**ÉNONCÉ A**
Recopiez fidèlement le passage de l'article sur les réserves de substitution, en commençant à « Alors que les » et en terminant à « de travail (…) ».

**TEXTE FOURNI**

Irrigation agricole
Réserves de substitution : tensions et incompréhensions montent d’un cran
Les 29 et 30 octobre, le regroupement redouté à Sainte-Soline s’est déroulé avec de nombreux heurts entre opposants aux réserves et forces de l’ordre. La situation épuise les agriculteurs locaux, qui placent leurs espoirs dans le projet.
Les 29 et 30 octobre, le regroupement redouté à Sainte-Soline s’est déroulé avec de nombreux heurts entre opposants aux réserves et forces de l’ordre. La situation épuise les agriculteurs locaux, qui placent leurs espoirs dans le projet.
Alors que les opposants au projet des réserves de substitution se préparaient pour un nouveau week-end de manifestation, en pleine période des semis d’automne, la Fnsea 79 avait appelé les agriculteurs à rester calmes face à l’opposition, leur enjoignant « de ne pas céder à la pression ». La Coop de l’eau, par la voix de Thierry Boudaud, a tenu le même discours : « Nous sommes des gens responsables, même si nous sommes inquiets des risques qu’un tel rassemblement fait peser sur nos outils de travail (…)

**EXTRAITS DE DONNÉES**
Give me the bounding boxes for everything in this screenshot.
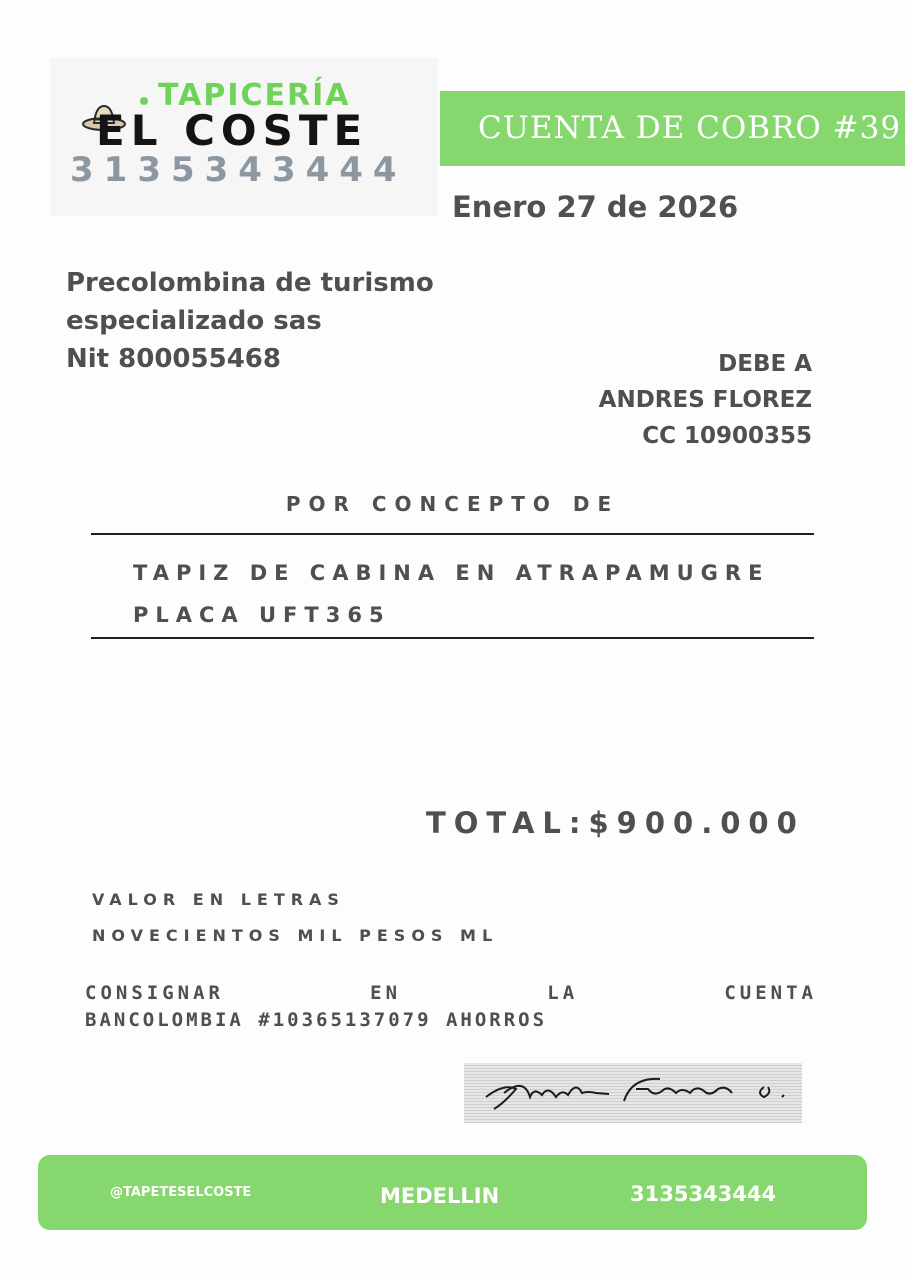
- concept-heading: POR CONCEPTO DE: [285, 492, 620, 516]
- client-name-line1: Precolombina de turismo: [66, 268, 434, 298]
- footer-phone: 3135343444: [630, 1182, 777, 1206]
- footer-city: MEDELLIN: [380, 1184, 500, 1208]
- creditor-label: DEBE A: [718, 351, 812, 377]
- concept-line2: PLACA UFT365: [133, 603, 391, 627]
- payment-word: CONSIGNAR: [85, 982, 224, 1004]
- client-name-line2: especializado sas: [66, 306, 322, 336]
- footer-social-handle: @TAPETESELCOSTE: [110, 1185, 252, 1200]
- amount-words-value: NOVECIENTOS MIL PESOS ML: [92, 926, 499, 945]
- concept-line1: TAPIZ DE CABINA EN ATRAPAMUGRE: [133, 561, 770, 585]
- amount-words-label: VALOR EN LETRAS: [92, 890, 345, 909]
- document-title: CUENTA DE COBRO #39: [478, 110, 902, 146]
- client-nit: Nit 800055468: [66, 344, 281, 374]
- creditor-name: ANDRES FLOREZ: [598, 387, 812, 413]
- signature-image: [464, 1063, 802, 1123]
- logo-main-word: EL COSTE: [96, 106, 369, 155]
- creditor-block: [599, 346, 812, 454]
- amount-words-block: [92, 882, 498, 954]
- concept-top-divider: [91, 533, 814, 535]
- payment-word: LA: [547, 982, 579, 1004]
- concept-body: [133, 552, 769, 636]
- signature-stroke: [464, 1063, 802, 1123]
- payment-line1: [85, 980, 817, 1007]
- payment-word: CUENTA: [724, 982, 817, 1004]
- payment-line2: BANCOLOMBIA #10365137079 AHORROS: [85, 1009, 548, 1031]
- total-amount: TOTAL:$900.000: [426, 806, 805, 840]
- logo-top-word: TAPICERÍA: [158, 78, 351, 113]
- concept-bottom-divider: [91, 637, 814, 639]
- payment-word: EN: [370, 982, 402, 1004]
- document-date: Enero 27 de 2026: [452, 190, 739, 224]
- payment-instructions: [85, 980, 817, 1034]
- client-block: [66, 264, 434, 378]
- creditor-id: CC 10900355: [642, 423, 812, 449]
- logo-dot: [140, 97, 148, 105]
- logo-phone: 3135343444: [70, 150, 407, 190]
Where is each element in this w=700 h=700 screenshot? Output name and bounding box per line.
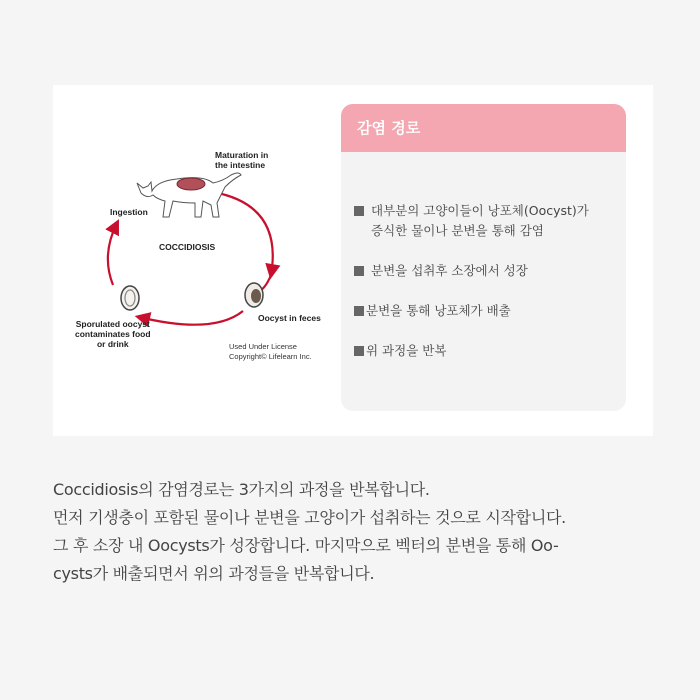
arrow-feces-to-sporulated	[139, 311, 243, 325]
label-sporulated: Sporulated oocyst contaminates food or drink	[75, 319, 151, 349]
label-oocyst-feces: Oocyst in feces	[258, 313, 321, 323]
infection-route-list	[354, 201, 618, 381]
square-bullet-icon	[354, 206, 364, 216]
label-ingestion: Ingestion	[110, 207, 148, 217]
oocyst-feces-illustration	[245, 283, 263, 307]
content-card	[53, 85, 653, 436]
list-item	[354, 261, 618, 281]
description-line: Coccidiosis의 감염경로는 3가지의 과정을 반복합니다.	[53, 480, 430, 499]
label-coccidiosis: COCCIDIOSIS	[159, 242, 216, 252]
list-item	[354, 301, 618, 321]
cycle-arrows	[53, 85, 343, 436]
square-bullet-icon	[354, 346, 364, 356]
list-item-text: 분변을 통해 낭포체가 배출	[366, 303, 511, 318]
list-item-text: 분변을 섭취후 소장에서 성장	[371, 263, 528, 278]
list-item-text: 대부분의 고양이들이 낭포체(Oocyst)가	[371, 203, 589, 218]
label-credit: Used Under License Copyright© Lifelearn Inc.	[229, 342, 312, 361]
description-paragraph	[53, 476, 663, 588]
list-item-text: 증식한 물이나 분변을 통해 감염	[371, 223, 544, 238]
list-item-text: 위 과정을 반복	[366, 343, 447, 358]
label-maturation: Maturation in the intestine	[215, 150, 269, 170]
description-line: 먼저 기생충이 포함된 물이나 분변을 고양이가 섭취하는 것으로 시작합니다.	[53, 508, 566, 527]
panel-title: 감염 경로	[341, 104, 626, 152]
list-item	[354, 201, 618, 241]
square-bullet-icon	[354, 266, 364, 276]
description-line: cysts가 배출되면서 위의 과정들을 반복합니다.	[53, 564, 375, 583]
description-line: 그 후 소장 내 Oocysts가 성장합니다. 마지막으로 벡터의 분변을 통해 Oo-	[53, 536, 559, 555]
infection-route-panel	[341, 104, 626, 411]
sporulated-oocyst-illustration	[121, 286, 139, 310]
square-bullet-icon	[354, 306, 364, 316]
arrow-ingestion-to-maturation	[213, 192, 273, 275]
arrow-sporulated-to-ingestion	[108, 223, 117, 285]
coccidiosis-cycle-diagram	[53, 85, 343, 436]
list-item	[354, 341, 618, 361]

**ÉNONCÉ B**
Reportez à l'identique, et sans rien d'autre, les lignes des entrées qui commencent à la ligne contenant « - concept-heading: POR » et se terminent à la ligne contenant « - client-name-line2: especializado », ces deux lignes comprises.

**RÉPONSE ATTENDUE A**
Alors que les opposants au projet des réserves de substitution se préparaient pour un nouveau week-end de manifestation, en pleine période des semis d’automne, la Fnsea 79 avait appelé les agriculteurs à rester calmes face à l’opposition, leur enjoignant « de ne pas céder à la pression ». La Coop de l’eau, par la voix de Thierry Boudaud, a tenu le même discours : « Nous sommes des gens responsables, même si nous sommes inquiets des risques qu’un tel rassemblement fait peser sur nos outils de travail (…)

**RÉPONSE ATTENDUE B**
- concept-heading: POR CONCEPTO DE: [285, 492, 620, 516]
- client-name-line1: Precolombina de turismo: [66, 268, 434, 298]
- footer-phone: 3135343444: [630, 1182, 777, 1206]
- footer-city: MEDELLIN: [380, 1184, 500, 1208]
- creditor-label: DEBE A: [718, 351, 812, 377]
- concept-line2: PLACA UFT365: [133, 603, 391, 627]
- payment-word: CONSIGNAR: [85, 982, 224, 1004]
- client-name-line2: especializado sas: [66, 306, 322, 336]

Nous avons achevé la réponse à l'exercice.